Required task:
Update the rows below by replacing "map-border" with "map-frame" wherever it appears, and leave everything else unchanged.

________________________

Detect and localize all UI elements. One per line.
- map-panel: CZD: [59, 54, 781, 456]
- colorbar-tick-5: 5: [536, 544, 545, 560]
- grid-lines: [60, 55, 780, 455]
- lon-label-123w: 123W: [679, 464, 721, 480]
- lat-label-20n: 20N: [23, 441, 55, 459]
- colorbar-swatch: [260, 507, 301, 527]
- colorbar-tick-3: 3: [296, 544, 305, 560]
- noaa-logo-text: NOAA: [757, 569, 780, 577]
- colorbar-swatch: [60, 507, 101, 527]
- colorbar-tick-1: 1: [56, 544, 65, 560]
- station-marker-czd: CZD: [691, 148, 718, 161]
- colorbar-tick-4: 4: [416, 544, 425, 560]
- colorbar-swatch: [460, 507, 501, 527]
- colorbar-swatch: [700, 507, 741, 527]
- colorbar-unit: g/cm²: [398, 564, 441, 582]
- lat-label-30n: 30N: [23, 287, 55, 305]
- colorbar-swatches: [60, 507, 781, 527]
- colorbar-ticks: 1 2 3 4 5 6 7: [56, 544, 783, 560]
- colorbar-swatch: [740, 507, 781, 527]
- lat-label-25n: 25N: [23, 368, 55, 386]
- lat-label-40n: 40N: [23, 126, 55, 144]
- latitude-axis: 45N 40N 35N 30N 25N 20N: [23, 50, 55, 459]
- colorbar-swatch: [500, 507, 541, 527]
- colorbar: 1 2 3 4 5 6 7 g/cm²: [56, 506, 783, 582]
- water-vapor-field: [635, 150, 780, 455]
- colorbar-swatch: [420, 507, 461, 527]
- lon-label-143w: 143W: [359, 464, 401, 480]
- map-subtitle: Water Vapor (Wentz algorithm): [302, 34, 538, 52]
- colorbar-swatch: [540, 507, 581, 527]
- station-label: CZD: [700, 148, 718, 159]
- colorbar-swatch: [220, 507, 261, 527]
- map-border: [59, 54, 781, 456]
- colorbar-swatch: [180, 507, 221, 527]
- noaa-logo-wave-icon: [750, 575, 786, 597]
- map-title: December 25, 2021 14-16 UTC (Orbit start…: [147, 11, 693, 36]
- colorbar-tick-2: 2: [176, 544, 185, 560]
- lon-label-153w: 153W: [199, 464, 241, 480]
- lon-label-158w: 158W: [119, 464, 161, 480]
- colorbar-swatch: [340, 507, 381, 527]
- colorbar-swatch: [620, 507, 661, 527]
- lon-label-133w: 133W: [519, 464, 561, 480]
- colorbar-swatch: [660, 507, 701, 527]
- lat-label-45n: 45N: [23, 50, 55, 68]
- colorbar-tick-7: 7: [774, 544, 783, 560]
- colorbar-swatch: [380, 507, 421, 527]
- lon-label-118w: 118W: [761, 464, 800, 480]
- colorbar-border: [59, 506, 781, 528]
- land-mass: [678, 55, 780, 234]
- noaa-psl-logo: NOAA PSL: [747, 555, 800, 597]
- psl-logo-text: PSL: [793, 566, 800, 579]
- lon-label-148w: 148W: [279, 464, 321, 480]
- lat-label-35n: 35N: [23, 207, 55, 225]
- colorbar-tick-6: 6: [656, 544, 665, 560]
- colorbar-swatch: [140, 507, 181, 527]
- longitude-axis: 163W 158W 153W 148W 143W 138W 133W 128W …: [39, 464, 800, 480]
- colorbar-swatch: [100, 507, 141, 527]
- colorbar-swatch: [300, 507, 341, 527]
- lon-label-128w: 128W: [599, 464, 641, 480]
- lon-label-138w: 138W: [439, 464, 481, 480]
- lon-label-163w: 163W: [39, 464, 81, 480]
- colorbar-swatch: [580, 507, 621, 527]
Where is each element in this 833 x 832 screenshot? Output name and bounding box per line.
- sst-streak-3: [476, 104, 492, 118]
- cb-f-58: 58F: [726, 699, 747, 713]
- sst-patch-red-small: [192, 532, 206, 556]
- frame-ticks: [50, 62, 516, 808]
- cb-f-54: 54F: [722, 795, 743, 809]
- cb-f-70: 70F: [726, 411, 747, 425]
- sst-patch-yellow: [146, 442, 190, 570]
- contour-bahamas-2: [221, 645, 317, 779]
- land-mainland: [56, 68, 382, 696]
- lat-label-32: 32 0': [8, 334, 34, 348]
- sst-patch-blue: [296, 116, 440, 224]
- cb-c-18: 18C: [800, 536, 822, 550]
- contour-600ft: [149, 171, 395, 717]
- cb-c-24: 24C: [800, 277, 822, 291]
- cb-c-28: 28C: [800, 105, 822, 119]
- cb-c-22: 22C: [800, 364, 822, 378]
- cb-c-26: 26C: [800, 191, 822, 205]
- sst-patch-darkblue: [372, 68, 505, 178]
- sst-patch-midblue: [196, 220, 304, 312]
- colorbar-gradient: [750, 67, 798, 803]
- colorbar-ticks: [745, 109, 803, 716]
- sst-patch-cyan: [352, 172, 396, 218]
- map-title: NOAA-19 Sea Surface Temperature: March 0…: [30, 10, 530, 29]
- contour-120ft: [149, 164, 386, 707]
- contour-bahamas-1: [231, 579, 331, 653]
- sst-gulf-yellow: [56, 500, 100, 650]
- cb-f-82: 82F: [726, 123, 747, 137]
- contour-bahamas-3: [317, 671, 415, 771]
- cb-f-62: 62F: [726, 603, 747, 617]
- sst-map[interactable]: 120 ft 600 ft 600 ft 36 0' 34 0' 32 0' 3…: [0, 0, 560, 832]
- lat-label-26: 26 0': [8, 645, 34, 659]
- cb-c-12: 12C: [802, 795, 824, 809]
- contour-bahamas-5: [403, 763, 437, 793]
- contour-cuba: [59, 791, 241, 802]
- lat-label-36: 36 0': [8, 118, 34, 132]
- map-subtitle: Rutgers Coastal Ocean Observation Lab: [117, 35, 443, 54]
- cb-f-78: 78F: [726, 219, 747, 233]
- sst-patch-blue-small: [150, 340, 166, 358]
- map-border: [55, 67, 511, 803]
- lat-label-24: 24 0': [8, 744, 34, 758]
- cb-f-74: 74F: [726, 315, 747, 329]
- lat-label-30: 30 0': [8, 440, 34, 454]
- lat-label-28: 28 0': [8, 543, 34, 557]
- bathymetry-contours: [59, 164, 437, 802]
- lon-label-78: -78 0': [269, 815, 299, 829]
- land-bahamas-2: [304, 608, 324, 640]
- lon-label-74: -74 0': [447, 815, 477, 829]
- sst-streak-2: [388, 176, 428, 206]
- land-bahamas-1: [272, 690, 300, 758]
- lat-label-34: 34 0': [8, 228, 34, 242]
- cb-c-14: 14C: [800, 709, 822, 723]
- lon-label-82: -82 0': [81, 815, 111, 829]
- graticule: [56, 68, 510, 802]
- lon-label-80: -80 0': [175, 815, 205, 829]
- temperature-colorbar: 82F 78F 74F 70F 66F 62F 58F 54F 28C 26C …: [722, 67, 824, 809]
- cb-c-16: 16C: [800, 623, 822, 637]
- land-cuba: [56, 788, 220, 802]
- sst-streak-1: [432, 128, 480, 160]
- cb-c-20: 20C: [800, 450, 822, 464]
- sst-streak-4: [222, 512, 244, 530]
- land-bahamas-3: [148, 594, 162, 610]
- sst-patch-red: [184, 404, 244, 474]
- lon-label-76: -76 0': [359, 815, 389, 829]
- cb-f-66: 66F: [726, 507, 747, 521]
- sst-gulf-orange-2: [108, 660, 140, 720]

________________________

Answer in full:
Detect and localize all UI elements. One per line.
- map-panel: CZD: [59, 54, 781, 456]
- colorbar-tick-5: 5: [536, 544, 545, 560]
- grid-lines: [60, 55, 780, 455]
- lon-label-123w: 123W: [679, 464, 721, 480]
- lat-label-20n: 20N: [23, 441, 55, 459]
- colorbar-swatch: [260, 507, 301, 527]
- colorbar-tick-3: 3: [296, 544, 305, 560]
- noaa-logo-text: NOAA: [757, 569, 780, 577]
- colorbar-swatch: [60, 507, 101, 527]
- colorbar-tick-1: 1: [56, 544, 65, 560]
- station-marker-czd: CZD: [691, 148, 718, 161]
- colorbar-tick-4: 4: [416, 544, 425, 560]
- colorbar-swatch: [460, 507, 501, 527]
- colorbar-swatch: [700, 507, 741, 527]
- colorbar-unit: g/cm²: [398, 564, 441, 582]
- lat-label-30n: 30N: [23, 287, 55, 305]
- colorbar-swatches: [60, 507, 781, 527]
- colorbar-ticks: 1 2 3 4 5 6 7: [56, 544, 783, 560]
- colorbar-swatch: [740, 507, 781, 527]
- lat-label-25n: 25N: [23, 368, 55, 386]
- lat-label-40n: 40N: [23, 126, 55, 144]
- latitude-axis: 45N 40N 35N 30N 25N 20N: [23, 50, 55, 459]
- colorbar-swatch: [500, 507, 541, 527]
- colorbar: 1 2 3 4 5 6 7 g/cm²: [56, 506, 783, 582]
- water-vapor-field: [635, 150, 780, 455]
- colorbar-swatch: [420, 507, 461, 527]
- lon-label-143w: 143W: [359, 464, 401, 480]
- map-subtitle: Water Vapor (Wentz algorithm): [302, 34, 538, 52]
- colorbar-swatch: [540, 507, 581, 527]
- station-label: CZD: [700, 148, 718, 159]
- colorbar-swatch: [220, 507, 261, 527]
- map-frame: [59, 54, 781, 456]
- colorbar-swatch: [180, 507, 221, 527]
- noaa-logo-wave-icon: [750, 575, 786, 597]
- map-title: December 25, 2021 14-16 UTC (Orbit start…: [147, 11, 693, 36]
- colorbar-tick-2: 2: [176, 544, 185, 560]
- lon-label-153w: 153W: [199, 464, 241, 480]
- lon-label-158w: 158W: [119, 464, 161, 480]
- colorbar-swatch: [340, 507, 381, 527]
- colorbar-swatch: [620, 507, 661, 527]
- lon-label-133w: 133W: [519, 464, 561, 480]
- colorbar-swatch: [660, 507, 701, 527]
- lat-label-45n: 45N: [23, 50, 55, 68]
- colorbar-tick-7: 7: [774, 544, 783, 560]
- colorbar-swatch: [380, 507, 421, 527]
- lon-label-118w: 118W: [761, 464, 800, 480]
- colorbar-border: [59, 506, 781, 528]
- land-mass: [678, 55, 780, 234]
- noaa-psl-logo: NOAA PSL: [747, 555, 800, 597]
- psl-logo-text: PSL: [793, 566, 800, 579]
- lon-label-148w: 148W: [279, 464, 321, 480]
- lat-label-35n: 35N: [23, 207, 55, 225]
- colorbar-tick-6: 6: [656, 544, 665, 560]
- colorbar-swatch: [140, 507, 181, 527]
- longitude-axis: 163W 158W 153W 148W 143W 138W 133W 128W …: [39, 464, 800, 480]
- colorbar-swatch: [100, 507, 141, 527]
- colorbar-swatch: [300, 507, 341, 527]
- lon-label-128w: 128W: [599, 464, 641, 480]
- lon-label-138w: 138W: [439, 464, 481, 480]
- lon-label-163w: 163W: [39, 464, 81, 480]
- colorbar-swatch: [580, 507, 621, 527]
Where is each element in this 833 x 832 screenshot? Output name and bounding box per line.
- sst-streak-3: [476, 104, 492, 118]
- cb-f-58: 58F: [726, 699, 747, 713]
- sst-patch-red-small: [192, 532, 206, 556]
- frame-ticks: [50, 62, 516, 808]
- cb-f-54: 54F: [722, 795, 743, 809]
- cb-f-70: 70F: [726, 411, 747, 425]
- sst-patch-yellow: [146, 442, 190, 570]
- contour-bahamas-2: [221, 645, 317, 779]
- land-mainland: [56, 68, 382, 696]
- lat-label-32: 32 0': [8, 334, 34, 348]
- sst-patch-blue: [296, 116, 440, 224]
- cb-c-18: 18C: [800, 536, 822, 550]
- contour-600ft: [149, 171, 395, 717]
- cb-c-24: 24C: [800, 277, 822, 291]
- cb-c-28: 28C: [800, 105, 822, 119]
- cb-c-22: 22C: [800, 364, 822, 378]
- cb-c-26: 26C: [800, 191, 822, 205]
- sst-patch-darkblue: [372, 68, 505, 178]
- sst-patch-midblue: [196, 220, 304, 312]
- colorbar-gradient: [750, 67, 798, 803]
- colorbar-ticks: [745, 109, 803, 716]
- sst-patch-cyan: [352, 172, 396, 218]
- map-title: NOAA-19 Sea Surface Temperature: March 0…: [30, 10, 530, 29]
- contour-120ft: [149, 164, 386, 707]
- contour-bahamas-1: [231, 579, 331, 653]
- sst-gulf-yellow: [56, 500, 100, 650]
- cb-f-82: 82F: [726, 123, 747, 137]
- contour-bahamas-3: [317, 671, 415, 771]
- cb-f-62: 62F: [726, 603, 747, 617]
- sst-map[interactable]: 120 ft 600 ft 600 ft 36 0' 34 0' 32 0' 3…: [0, 0, 560, 832]
- lat-label-26: 26 0': [8, 645, 34, 659]
- cb-c-12: 12C: [802, 795, 824, 809]
- contour-bahamas-5: [403, 763, 437, 793]
- contour-cuba: [59, 791, 241, 802]
- lat-label-36: 36 0': [8, 118, 34, 132]
- map-subtitle: Rutgers Coastal Ocean Observation Lab: [117, 35, 443, 54]
- cb-f-78: 78F: [726, 219, 747, 233]
- sst-patch-blue-small: [150, 340, 166, 358]
- map-frame: [55, 67, 511, 803]
- lat-label-24: 24 0': [8, 744, 34, 758]
- cb-f-74: 74F: [726, 315, 747, 329]
- lat-label-30: 30 0': [8, 440, 34, 454]
- lat-label-28: 28 0': [8, 543, 34, 557]
- bathymetry-contours: [59, 164, 437, 802]
- lon-label-78: -78 0': [269, 815, 299, 829]
- land-bahamas-2: [304, 608, 324, 640]
- lon-label-74: -74 0': [447, 815, 477, 829]
- sst-streak-2: [388, 176, 428, 206]
- land-bahamas-1: [272, 690, 300, 758]
- lat-label-34: 34 0': [8, 228, 34, 242]
- cb-c-14: 14C: [800, 709, 822, 723]
- lon-label-82: -82 0': [81, 815, 111, 829]
- graticule: [56, 68, 510, 802]
- lon-label-80: -80 0': [175, 815, 205, 829]
- temperature-colorbar: 82F 78F 74F 70F 66F 62F 58F 54F 28C 26C …: [722, 67, 824, 809]
- cb-c-16: 16C: [800, 623, 822, 637]
- land-cuba: [56, 788, 220, 802]
- sst-streak-1: [432, 128, 480, 160]
- cb-c-20: 20C: [800, 450, 822, 464]
- sst-streak-4: [222, 512, 244, 530]
- land-bahamas-3: [148, 594, 162, 610]
- sst-patch-red: [184, 404, 244, 474]
- lon-label-76: -76 0': [359, 815, 389, 829]
- cb-f-66: 66F: [726, 507, 747, 521]
- sst-gulf-orange-2: [108, 660, 140, 720]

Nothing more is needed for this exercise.